- Exercise
Show all lines from the listing below that contain "voor".

- Supplied data

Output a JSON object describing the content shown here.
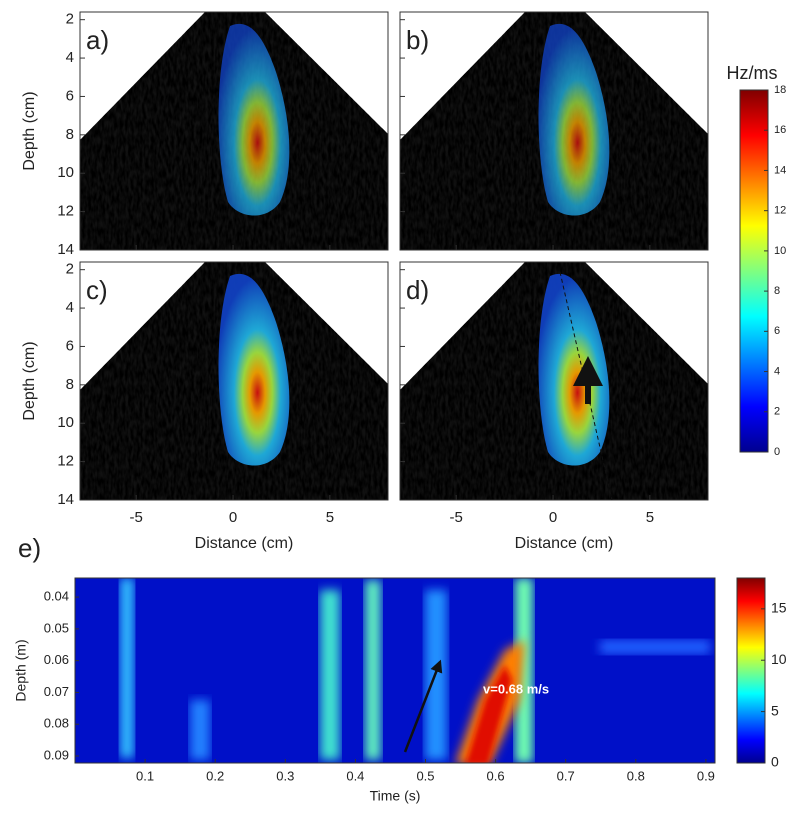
{
  "panels_top": {
    "labels": [
      "a)",
      "b)",
      "c)",
      "d)"
    ],
    "ylabel": "Depth (cm)",
    "xlabel": "Distance (cm)",
    "xlim": [
      -7.9,
      8
    ],
    "xticks": [
      -5,
      0,
      5
    ],
    "ylim": [
      1.6,
      14
    ],
    "yticks": [
      2,
      4,
      6,
      8,
      10,
      12,
      14
    ]
  },
  "colorbar_top": {
    "title": "Hz/ms",
    "lim": [
      0,
      18
    ],
    "ticks": [
      0,
      2,
      4,
      6,
      8,
      10,
      12,
      14,
      16,
      18
    ]
  },
  "panel_e": {
    "label": "e)",
    "xlabel": "Time (s)",
    "ylabel": "Depth (m)",
    "xlim": [
      0,
      0.913
    ],
    "xticks": [
      0.1,
      0.2,
      0.3,
      0.4,
      0.5,
      0.6,
      0.7,
      0.8,
      0.9
    ],
    "ylim": [
      0.034,
      0.0922
    ],
    "yticks": [
      0.04,
      0.05,
      0.06,
      0.07,
      0.08,
      0.09
    ],
    "annotation": "v=0.68 m/s"
  },
  "colorbar_e": {
    "lim": [
      0,
      18
    ],
    "ticks": [
      0,
      5,
      10,
      15
    ]
  }
}
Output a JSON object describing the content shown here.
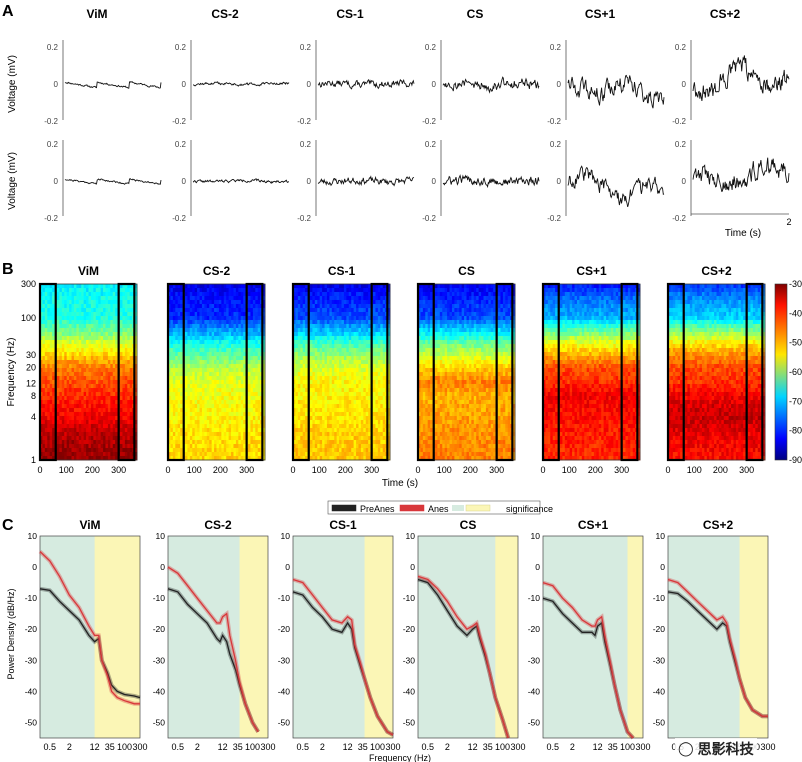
{
  "panel_labels": [
    "A",
    "B",
    "C"
  ],
  "regions": [
    "ViM",
    "CS-2",
    "CS-1",
    "CS",
    "CS+1",
    "CS+2"
  ],
  "watermark_text": "思影科技",
  "colors": {
    "trace": "#111111",
    "pre_anes": "#222222",
    "anes": "#d8373a",
    "significance": "#fbf6b6",
    "nonsignificance": "#d6ebe0"
  },
  "chart_data": [
    {
      "panel": "A",
      "type": "line",
      "ylabel": "Voltage (mV)",
      "yticks": [
        "0.2",
        "0",
        "-0.2"
      ],
      "ylim": [
        -0.2,
        0.2
      ],
      "xlabel": "Time (s)",
      "xticks": [
        "2"
      ],
      "xlim": [
        0,
        2
      ],
      "traces": [
        {
          "region": "ViM",
          "row": 1,
          "amplitude": 0.03,
          "noise": 0.008,
          "drift": -0.02,
          "seed": 11
        },
        {
          "region": "CS-2",
          "row": 1,
          "amplitude": 0.003,
          "noise": 0.006,
          "drift": 0.0,
          "seed": 12
        },
        {
          "region": "CS-1",
          "row": 1,
          "amplitude": 0.004,
          "noise": 0.015,
          "drift": 0.0,
          "seed": 13
        },
        {
          "region": "CS",
          "row": 1,
          "amplitude": 0.006,
          "noise": 0.025,
          "drift": 0.0,
          "seed": 14
        },
        {
          "region": "CS+1",
          "row": 1,
          "amplitude": 0.04,
          "noise": 0.04,
          "drift": -0.06,
          "seed": 15
        },
        {
          "region": "CS+2",
          "row": 1,
          "amplitude": 0.05,
          "noise": 0.045,
          "drift": 0.06,
          "seed": 16
        },
        {
          "region": "ViM",
          "row": 2,
          "amplitude": 0.025,
          "noise": 0.008,
          "drift": -0.03,
          "seed": 21
        },
        {
          "region": "CS-2",
          "row": 2,
          "amplitude": 0.003,
          "noise": 0.006,
          "drift": 0.0,
          "seed": 22
        },
        {
          "region": "CS-1",
          "row": 2,
          "amplitude": 0.004,
          "noise": 0.015,
          "drift": 0.0,
          "seed": 23
        },
        {
          "region": "CS",
          "row": 2,
          "amplitude": 0.006,
          "noise": 0.02,
          "drift": 0.0,
          "seed": 24
        },
        {
          "region": "CS+1",
          "row": 2,
          "amplitude": 0.05,
          "noise": 0.035,
          "drift": -0.08,
          "seed": 25
        },
        {
          "region": "CS+2",
          "row": 2,
          "amplitude": 0.04,
          "noise": 0.045,
          "drift": 0.06,
          "seed": 26
        }
      ]
    },
    {
      "panel": "B",
      "type": "heatmap",
      "ylabel": "Frequency (Hz)",
      "yticks": [
        "300",
        "100",
        "30",
        "20",
        "12",
        "8",
        "4",
        "1"
      ],
      "ylim": [
        1,
        300
      ],
      "yscale": "log",
      "xlabel": "Time (s)",
      "xticks": [
        "0",
        "100",
        "200",
        "300"
      ],
      "xlim": [
        0,
        370
      ],
      "colorbar": {
        "ticks": [
          "-30",
          "-40",
          "-50",
          "-60",
          "-70",
          "-80",
          "-90"
        ],
        "range": [
          -90,
          -30
        ]
      },
      "highlight_windows_s": [
        [
          0,
          60
        ],
        [
          300,
          360
        ]
      ],
      "profiles": [
        {
          "region": "ViM",
          "freq_hz": [
            1,
            4,
            8,
            12,
            20,
            30,
            60,
            100,
            300
          ],
          "power_db": [
            -31,
            -37,
            -40,
            -42,
            -45,
            -50,
            -60,
            -66,
            -68
          ]
        },
        {
          "region": "CS-2",
          "freq_hz": [
            1,
            4,
            8,
            12,
            20,
            30,
            60,
            100,
            300
          ],
          "power_db": [
            -50,
            -52,
            -53,
            -54,
            -57,
            -62,
            -72,
            -80,
            -84
          ]
        },
        {
          "region": "CS-1",
          "freq_hz": [
            1,
            4,
            8,
            12,
            20,
            30,
            60,
            100,
            300
          ],
          "power_db": [
            -49,
            -51,
            -52,
            -52,
            -55,
            -59,
            -70,
            -78,
            -84
          ]
        },
        {
          "region": "CS",
          "freq_hz": [
            1,
            4,
            8,
            12,
            20,
            30,
            60,
            100,
            300
          ],
          "power_db": [
            -45,
            -47,
            -48,
            -45,
            -50,
            -56,
            -68,
            -78,
            -84
          ]
        },
        {
          "region": "CS+1",
          "freq_hz": [
            1,
            4,
            8,
            12,
            20,
            30,
            60,
            100,
            300
          ],
          "power_db": [
            -40,
            -38,
            -37,
            -40,
            -42,
            -48,
            -60,
            -72,
            -82
          ]
        },
        {
          "region": "CS+2",
          "freq_hz": [
            1,
            4,
            8,
            12,
            20,
            30,
            60,
            100,
            300
          ],
          "power_db": [
            -38,
            -34,
            -37,
            -40,
            -42,
            -46,
            -58,
            -70,
            -80
          ]
        }
      ]
    },
    {
      "panel": "C",
      "type": "line",
      "ylabel": "Power Density (dB/Hz)",
      "yticks": [
        "10",
        "0",
        "-10",
        "-20",
        "-30",
        "-40",
        "-50"
      ],
      "ylim": [
        -55,
        10
      ],
      "xlabel": "Frequency (Hz)",
      "xscale": "log",
      "xlim": [
        0.25,
        300
      ],
      "legend": {
        "position": "top-center",
        "entries": [
          "PreAnes",
          "Anes",
          "significance"
        ]
      },
      "panels": [
        {
          "region": "ViM",
          "xticks": [
            "0.5",
            "2",
            "12",
            "35",
            "100",
            "300"
          ],
          "significant_from_hz": 12,
          "freq_hz": [
            0.25,
            0.5,
            1,
            2,
            4,
            8,
            12,
            16,
            20,
            30,
            40,
            60,
            100,
            200,
            300
          ],
          "pre_anes_db": [
            -7,
            -7.5,
            -11,
            -14,
            -17,
            -22,
            -24,
            -23,
            -30,
            -34,
            -38,
            -40,
            -41,
            -41.5,
            -42
          ],
          "anes_db": [
            5,
            2,
            -3,
            -9,
            -13,
            -19,
            -22,
            -22,
            -30,
            -35,
            -40,
            -42,
            -43,
            -44,
            -44
          ]
        },
        {
          "region": "CS-2",
          "xticks": [
            "0.5",
            "2",
            "12",
            "35",
            "100",
            "300"
          ],
          "significant_from_hz": 40,
          "freq_hz": [
            0.25,
            0.5,
            1,
            2,
            4,
            8,
            10,
            12,
            16,
            20,
            30,
            40,
            60,
            100,
            150
          ],
          "pre_anes_db": [
            -7,
            -8,
            -12,
            -15,
            -18,
            -23,
            -24,
            -22,
            -24,
            -28,
            -33,
            -38,
            -44,
            -50,
            -53
          ],
          "anes_db": [
            0,
            -2,
            -6,
            -10,
            -14,
            -18,
            -18,
            -16,
            -15,
            -22,
            -30,
            -37,
            -44,
            -50,
            -53
          ]
        },
        {
          "region": "CS-1",
          "xticks": [
            "0.5",
            "2",
            "12",
            "35",
            "100",
            "300"
          ],
          "significant_from_hz": 40,
          "freq_hz": [
            0.25,
            0.5,
            1,
            2,
            4,
            8,
            12,
            16,
            20,
            30,
            40,
            60,
            100,
            200,
            300
          ],
          "pre_anes_db": [
            -8,
            -9,
            -13,
            -16,
            -20,
            -21,
            -18,
            -20,
            -26,
            -32,
            -36,
            -42,
            -48,
            -53,
            -54
          ],
          "anes_db": [
            -4,
            -5,
            -9,
            -13,
            -17,
            -18,
            -16,
            -17,
            -25,
            -31,
            -36,
            -42,
            -48,
            -53,
            -54
          ]
        },
        {
          "region": "CS",
          "xticks": [
            "0.5",
            "2",
            "12",
            "35",
            "100",
            "300"
          ],
          "significant_from_hz": 60,
          "freq_hz": [
            0.25,
            0.5,
            1,
            2,
            4,
            8,
            12,
            16,
            20,
            30,
            40,
            60,
            100,
            150
          ],
          "pre_anes_db": [
            -4,
            -5,
            -9,
            -14,
            -19,
            -22,
            -20,
            -19,
            -23,
            -29,
            -34,
            -42,
            -49,
            -55
          ],
          "anes_db": [
            -3,
            -4,
            -7,
            -11,
            -16,
            -20,
            -19,
            -18,
            -22,
            -28,
            -34,
            -42,
            -49,
            -55
          ]
        },
        {
          "region": "CS+1",
          "xticks": [
            "0.5",
            "2",
            "12",
            "35",
            "100",
            "300"
          ],
          "significant_from_hz": 100,
          "freq_hz": [
            0.25,
            0.5,
            1,
            2,
            4,
            8,
            10,
            12,
            16,
            20,
            30,
            40,
            60,
            100,
            150
          ],
          "pre_anes_db": [
            -10,
            -11,
            -15,
            -18,
            -21,
            -21,
            -22,
            -19,
            -18,
            -24,
            -32,
            -38,
            -46,
            -53,
            -55
          ],
          "anes_db": [
            -5,
            -6,
            -10,
            -13,
            -17,
            -19,
            -19,
            -17,
            -16,
            -22,
            -31,
            -38,
            -46,
            -53,
            -55
          ]
        },
        {
          "region": "CS+2",
          "xticks": [
            "0.5",
            "2",
            "12",
            "35",
            "100",
            "300"
          ],
          "significant_from_hz": 40,
          "freq_hz": [
            0.25,
            0.5,
            1,
            2,
            4,
            8,
            12,
            16,
            20,
            30,
            40,
            60,
            100,
            200,
            300
          ],
          "pre_anes_db": [
            -8,
            -8.5,
            -11,
            -14,
            -17,
            -20,
            -18,
            -19,
            -24,
            -31,
            -36,
            -42,
            -46,
            -48,
            -48
          ],
          "anes_db": [
            -4,
            -5,
            -8,
            -11,
            -14,
            -17,
            -16,
            -18,
            -23,
            -30,
            -36,
            -42,
            -46,
            -48,
            -48
          ]
        }
      ]
    }
  ]
}
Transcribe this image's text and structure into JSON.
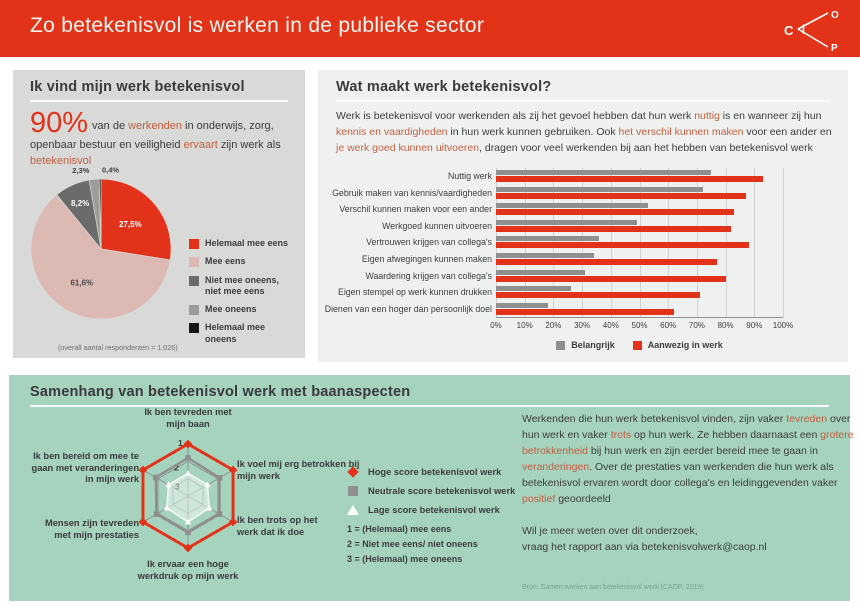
{
  "header": {
    "title": "Zo betekenisvol is werken in de publieke sector",
    "logo_letters": {
      "c": "C",
      "o": "O",
      "p": "P"
    }
  },
  "colors": {
    "accent_red": "#e2331a",
    "highlight_text": "#c55f40",
    "panel_gray": "#d9d9d8",
    "panel_light": "#eff1f0",
    "panel_green": "#a5d3be"
  },
  "panel_pie": {
    "title": "Ik vind mijn werk betekenisvol",
    "stat": "90%",
    "lead_segments": [
      {
        "t": "van de "
      },
      {
        "t": "werkenden",
        "hl": true
      },
      {
        "t": " in onderwijs, zorg, openbaar bestuur en veiligheid "
      },
      {
        "t": "ervaart",
        "hl": true
      },
      {
        "t": " zijn werk als "
      },
      {
        "t": "betekenisvol",
        "hl": true
      }
    ],
    "note": "(overall aantal respondenten = 1.026)"
  },
  "panel_bars": {
    "title": "Wat maakt werk betekenisvol?",
    "intro_segments": [
      {
        "t": "Werk is betekenisvol voor werkenden als zij het gevoel hebben dat hun werk "
      },
      {
        "t": "nuttig",
        "hl": true
      },
      {
        "t": " is en wanneer zij hun "
      },
      {
        "t": "kennis en vaardigheden",
        "hl": true
      },
      {
        "t": " in hun werk kunnen gebruiken. Ook "
      },
      {
        "t": "het verschil kunnen maken",
        "hl": true
      },
      {
        "t": " voor een ander en "
      },
      {
        "t": "je werk goed kunnen uitvoeren",
        "hl": true
      },
      {
        "t": ", dragen voor veel werkenden bij aan het hebben van betekenisvol werk"
      }
    ]
  },
  "panel_radar": {
    "title": "Samenhang van betekenisvol werk met baanaspecten",
    "body_segments": [
      {
        "t": "Werkenden die hun werk betekenisvol vinden, zijn vaker "
      },
      {
        "t": "tevreden",
        "hl": true
      },
      {
        "t": " over hun werk en vaker "
      },
      {
        "t": "trots",
        "hl": true
      },
      {
        "t": " op hun werk. Ze hebben daarnaast een "
      },
      {
        "t": "grotere betrokkenheid",
        "hl": true
      },
      {
        "t": " bij hun werk en zijn eerder bereid mee te gaan in "
      },
      {
        "t": "veranderingen",
        "hl": true
      },
      {
        "t": ". Over de prestaties van werkenden die hun werk als betekenisvol ervaren wordt door collega's en leidinggevenden vaker "
      },
      {
        "t": "positief",
        "hl": true
      },
      {
        "t": " geoordeeld"
      }
    ],
    "contact_line1": "Wil je meer weten over dit onderzoek,",
    "contact_line2": "vraag het rapport aan via betekenisvolwerk@caop.nl",
    "source": "Bron: Samen werken aan betekenisvol werk (CAOP, 2019)"
  },
  "chart_data": [
    {
      "type": "pie",
      "title": "Ik vind mijn werk betekenisvol",
      "start_angle_deg": 0,
      "direction": "clockwise",
      "note": "(overall aantal respondenten = 1.026)",
      "slices": [
        {
          "label": "Helemaal mee eens",
          "value": 27.5,
          "display": "27,5%",
          "color": "#e2331a",
          "label_inside": true,
          "text_color": "#ffffff"
        },
        {
          "label": "Mee eens",
          "value": 61.6,
          "display": "61,6%",
          "color": "#dcb9b3",
          "label_inside": true,
          "text_color": "#4a4a4a"
        },
        {
          "label": "Niet mee oneens, niet mee eens",
          "value": 8.2,
          "display": "8,2%",
          "color": "#6b6b6a",
          "label_inside": true,
          "text_color": "#ffffff"
        },
        {
          "label": "Mee oneens",
          "value": 2.3,
          "display": "2,3%",
          "color": "#9c9c9b",
          "label_inside": false
        },
        {
          "label": "Helemaal mee oneens",
          "value": 0.4,
          "display": "0,4%",
          "color": "#161616",
          "label_inside": false
        }
      ]
    },
    {
      "type": "bar",
      "orientation": "horizontal",
      "title": "Wat maakt werk betekenisvol?",
      "categories": [
        "Nuttig werk",
        "Gebruik maken van kennis/vaardigheden",
        "Verschil kunnen maken voor een ander",
        "Werkgoed kunnen uitvoeren",
        "Vertrouwen krijgen van collega's",
        "Eigen afwegingen kunnen maken",
        "Waardering krijgen van collega's",
        "Eigen stempel op werk kunnen drukken",
        "Dienen van een hoger dan persoonlijk doel"
      ],
      "series": [
        {
          "name": "Belangrijk",
          "color": "#8f8f8f",
          "values": [
            75,
            72,
            53,
            49,
            36,
            34,
            31,
            26,
            18
          ]
        },
        {
          "name": "Aanwezig in werk",
          "color": "#e2331a",
          "values": [
            93,
            87,
            83,
            82,
            88,
            77,
            80,
            71,
            62
          ]
        }
      ],
      "xlim": [
        0,
        100
      ],
      "x_ticks": [
        "0%",
        "10%",
        "20%",
        "30%",
        "40%",
        "50%",
        "60%",
        "70%",
        "80%",
        "90%",
        "100%"
      ],
      "grid": true,
      "legend_position": "bottom"
    },
    {
      "type": "radar",
      "title": "Samenhang van betekenisvol werk met baanaspecten",
      "axes": [
        "Ik ben tevreden met mijn baan",
        "Ik voel mij erg betrokken bij mijn werk",
        "Ik ben trots op het werk dat ik doe",
        "Ik ervaar een hoge werkdruk op mijn werk",
        "Mensen zijn tevreden met mijn prestaties",
        "Ik ben bereid om mee te gaan met veranderingen in mijn werk"
      ],
      "scale": {
        "outer_value": 1,
        "inner_value": 3,
        "rings": [
          1,
          2,
          3
        ],
        "ring_labels": [
          "1",
          "2",
          "3"
        ]
      },
      "series": [
        {
          "name": "Hoge score betekenisvol werk",
          "color": "#e2331a",
          "marker": "diamond",
          "values": [
            1,
            1,
            1,
            1,
            1,
            1
          ]
        },
        {
          "name": "Neutrale score betekenisvol werk",
          "color": "#8f8f8f",
          "marker": "square",
          "values": [
            1.8,
            1.9,
            1.9,
            1.9,
            1.9,
            1.85
          ]
        },
        {
          "name": "Lage score betekenisvol werk",
          "color": "#f2f7f2",
          "marker": "triangle",
          "values": [
            2.7,
            2.7,
            2.6,
            2.5,
            2.6,
            2.7
          ]
        }
      ],
      "scale_notes": [
        "1 = (Helemaal) mee eens",
        "2 = Niet mee eens/ niet oneens",
        "3 = (Helemaal) mee oneens"
      ]
    }
  ]
}
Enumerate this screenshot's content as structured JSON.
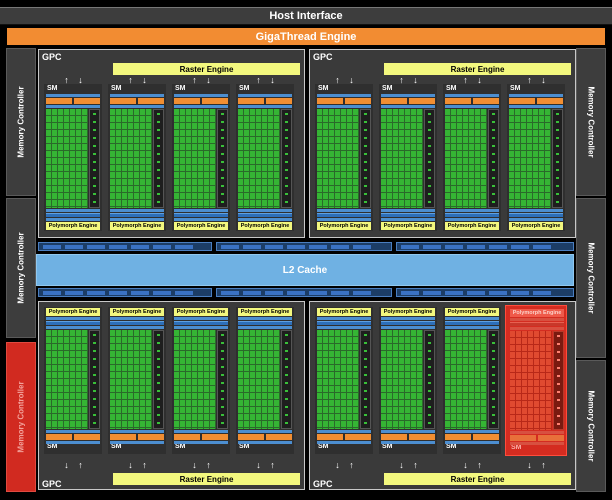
{
  "host_interface": "Host Interface",
  "gigathread": "GigaThread Engine",
  "memory_controllers": [
    "Memory Controller",
    "Memory Controller",
    "Memory Controller",
    "Memory Controller",
    "Memory Controller",
    "Memory Controller"
  ],
  "gpcs": [
    {
      "label": "GPC",
      "raster": "Raster Engine",
      "sms": [
        {
          "label": "SM",
          "polymorph": "Polymorph Engine"
        },
        {
          "label": "SM",
          "polymorph": "Polymorph Engine"
        },
        {
          "label": "SM",
          "polymorph": "Polymorph Engine"
        },
        {
          "label": "SM",
          "polymorph": "Polymorph Engine"
        }
      ]
    },
    {
      "label": "GPC",
      "raster": "Raster Engine",
      "sms": [
        {
          "label": "SM",
          "polymorph": "Polymorph Engine"
        },
        {
          "label": "SM",
          "polymorph": "Polymorph Engine"
        },
        {
          "label": "SM",
          "polymorph": "Polymorph Engine"
        },
        {
          "label": "SM",
          "polymorph": "Polymorph Engine"
        }
      ]
    },
    {
      "label": "GPC",
      "raster": "Raster Engine",
      "sms": [
        {
          "label": "SM",
          "polymorph": "Polymorph Engine"
        },
        {
          "label": "SM",
          "polymorph": "Polymorph Engine"
        },
        {
          "label": "SM",
          "polymorph": "Polymorph Engine"
        },
        {
          "label": "SM",
          "polymorph": "Polymorph Engine"
        }
      ]
    },
    {
      "label": "GPC",
      "raster": "Raster Engine",
      "sms": [
        {
          "label": "SM",
          "polymorph": "Polymorph Engine"
        },
        {
          "label": "SM",
          "polymorph": "Polymorph Engine"
        },
        {
          "label": "SM",
          "polymorph": "Polymorph Engine"
        },
        {
          "label": "SM",
          "polymorph": "Polymorph Engine"
        }
      ]
    }
  ],
  "l2_cache": "L2 Cache",
  "colors": {
    "host": "#3d3d3d",
    "gigathread": "#f28c32",
    "raster": "#f3f87e",
    "cuda_core": "#35b534",
    "l2": "#6fb1e3",
    "disabled_highlight": "#d12a20"
  },
  "disabled_units": {
    "sm": "bottom-right GPC, SM 4",
    "memory_controller": "left column, bottom"
  }
}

- Final result
        "t": "Werk is betekenisvol voor werkenden als zij het gevoel hebben dat hun werk "
        "t": " voor een ander en "
        "t": ", dragen voor veel werkenden bij aan het hebben van betekenisvol werk"
        "Verschil kunnen maken voor een ander",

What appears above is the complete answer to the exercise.